Dataset excerpt:
·····
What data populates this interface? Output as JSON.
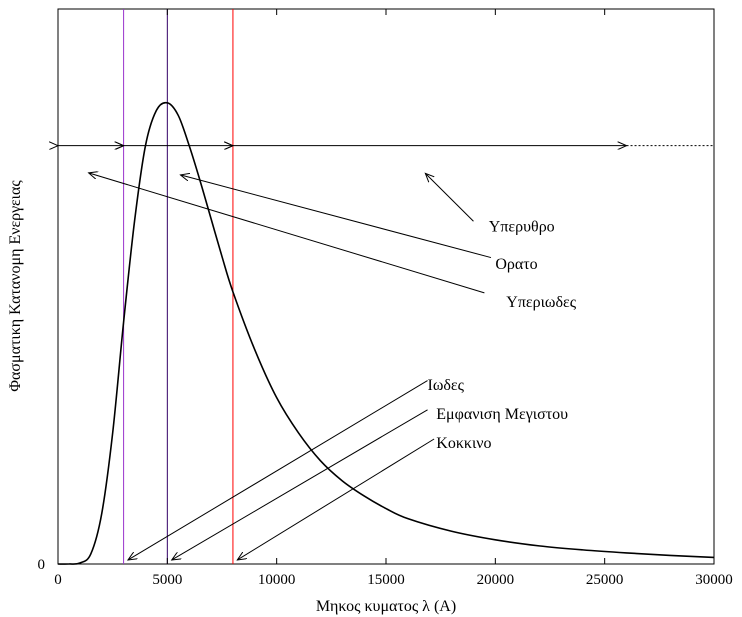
{
  "chart_data": {
    "type": "line",
    "title": "",
    "xlabel": "Μηκος κυματος λ (A)",
    "ylabel": "Φασματικη Κατανομη Ενεργειας",
    "xlim": [
      0,
      30000
    ],
    "ylim": [
      0,
      1.0
    ],
    "x_ticks": [
      "0",
      "5000",
      "10000",
      "15000",
      "20000",
      "25000",
      "30000"
    ],
    "y_ticks": [
      "0"
    ],
    "grid": false,
    "legend": "none",
    "series": [
      {
        "x": [
          0,
          500,
          1000,
          1500,
          2000,
          2500,
          3000,
          3500,
          4000,
          4500,
          5000,
          5500,
          6000,
          6500,
          7000,
          7500,
          8000,
          9000,
          10000,
          11000,
          12000,
          13000,
          14000,
          15000,
          16000,
          18000,
          20000,
          22000,
          24000,
          26000,
          28000,
          30000
        ],
        "y": [
          0,
          0,
          0.002,
          0.02,
          0.1,
          0.26,
          0.48,
          0.68,
          0.83,
          0.9,
          0.915,
          0.89,
          0.83,
          0.76,
          0.685,
          0.61,
          0.54,
          0.425,
          0.33,
          0.26,
          0.205,
          0.165,
          0.135,
          0.11,
          0.09,
          0.065,
          0.048,
          0.036,
          0.028,
          0.022,
          0.017,
          0.013
        ]
      }
    ],
    "vertical_lines": [
      {
        "x": 3000,
        "color": "#9933cc"
      },
      {
        "x": 5000,
        "color": "#330066"
      },
      {
        "x": 8000,
        "color": "#ff0000"
      }
    ],
    "range_arrows": [
      {
        "from": 0,
        "to": 3000,
        "y": 0.83
      },
      {
        "from": 3000,
        "to": 8000,
        "y": 0.83
      },
      {
        "from": 8000,
        "to": 26000,
        "y": 0.83,
        "dotted_to": 30000
      }
    ],
    "annotations": [
      {
        "text": "Υπερυθρο",
        "text_x": 19700,
        "text_y": 0.66,
        "arrow_from": [
          19000,
          0.68
        ],
        "arrow_to": [
          16800,
          0.775
        ]
      },
      {
        "text": "Ορατο",
        "text_x": 20000,
        "text_y": 0.585,
        "arrow_from": [
          19800,
          0.608
        ],
        "arrow_to": [
          5600,
          0.772
        ]
      },
      {
        "text": "Υπεριωδες",
        "text_x": 20500,
        "text_y": 0.51,
        "arrow_from": [
          19500,
          0.538
        ],
        "arrow_to": [
          1400,
          0.776
        ]
      },
      {
        "text": "Ιωδες",
        "text_x": 16900,
        "text_y": 0.345,
        "arrow_from": [
          16900,
          0.364
        ],
        "arrow_to": [
          3200,
          0.008
        ]
      },
      {
        "text": "Εμφανιση Μεγιστου",
        "text_x": 17300,
        "text_y": 0.288,
        "arrow_from": [
          16900,
          0.306
        ],
        "arrow_to": [
          5200,
          0.008
        ]
      },
      {
        "text": "Κοκκινο",
        "text_x": 17300,
        "text_y": 0.23,
        "arrow_from": [
          17200,
          0.248
        ],
        "arrow_to": [
          8200,
          0.008
        ]
      }
    ]
  }
}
·····
Copy the data exactly. Any picture it contains is to be omitted.

WRITTEN SOLUTION =>
What data populates this interface? Output as JSON.
{
  "chart_data": {
    "type": "line",
    "title": "",
    "xlabel": "Μηκος κυματος λ (A)",
    "ylabel": "Φασματικη Κατανομη Ενεργειας",
    "xlim": [
      0,
      30000
    ],
    "ylim": [
      0,
      1.0
    ],
    "x_ticks": [
      "0",
      "5000",
      "10000",
      "15000",
      "20000",
      "25000",
      "30000"
    ],
    "y_ticks": [
      "0"
    ],
    "grid": false,
    "legend": "none",
    "series": [
      {
        "x": [
          0,
          500,
          1000,
          1500,
          2000,
          2500,
          3000,
          3500,
          4000,
          4500,
          5000,
          5500,
          6000,
          6500,
          7000,
          7500,
          8000,
          9000,
          10000,
          11000,
          12000,
          13000,
          14000,
          15000,
          16000,
          18000,
          20000,
          22000,
          24000,
          26000,
          28000,
          30000
        ],
        "y": [
          0,
          0,
          0.002,
          0.02,
          0.1,
          0.26,
          0.48,
          0.68,
          0.83,
          0.9,
          0.915,
          0.89,
          0.83,
          0.76,
          0.685,
          0.61,
          0.54,
          0.425,
          0.33,
          0.26,
          0.205,
          0.165,
          0.135,
          0.11,
          0.09,
          0.065,
          0.048,
          0.036,
          0.028,
          0.022,
          0.017,
          0.013
        ]
      }
    ],
    "vertical_lines": [
      {
        "x": 3000,
        "color": "#9933cc"
      },
      {
        "x": 5000,
        "color": "#330066"
      },
      {
        "x": 8000,
        "color": "#ff0000"
      }
    ],
    "range_arrows": [
      {
        "from": 0,
        "to": 3000,
        "y": 0.83
      },
      {
        "from": 3000,
        "to": 8000,
        "y": 0.83
      },
      {
        "from": 8000,
        "to": 26000,
        "y": 0.83,
        "dotted_to": 30000
      }
    ],
    "annotations": [
      {
        "text": "Υπερυθρο",
        "text_x": 19700,
        "text_y": 0.66,
        "arrow_from": [
          19000,
          0.68
        ],
        "arrow_to": [
          16800,
          0.775
        ]
      },
      {
        "text": "Ορατο",
        "text_x": 20000,
        "text_y": 0.585,
        "arrow_from": [
          19800,
          0.608
        ],
        "arrow_to": [
          5600,
          0.772
        ]
      },
      {
        "text": "Υπεριωδες",
        "text_x": 20500,
        "text_y": 0.51,
        "arrow_from": [
          19500,
          0.538
        ],
        "arrow_to": [
          1400,
          0.776
        ]
      },
      {
        "text": "Ιωδες",
        "text_x": 16900,
        "text_y": 0.345,
        "arrow_from": [
          16900,
          0.364
        ],
        "arrow_to": [
          3200,
          0.008
        ]
      },
      {
        "text": "Εμφανιση Μεγιστου",
        "text_x": 17300,
        "text_y": 0.288,
        "arrow_from": [
          16900,
          0.306
        ],
        "arrow_to": [
          5200,
          0.008
        ]
      },
      {
        "text": "Κοκκινο",
        "text_x": 17300,
        "text_y": 0.23,
        "arrow_from": [
          17200,
          0.248
        ],
        "arrow_to": [
          8200,
          0.008
        ]
      }
    ]
  }
}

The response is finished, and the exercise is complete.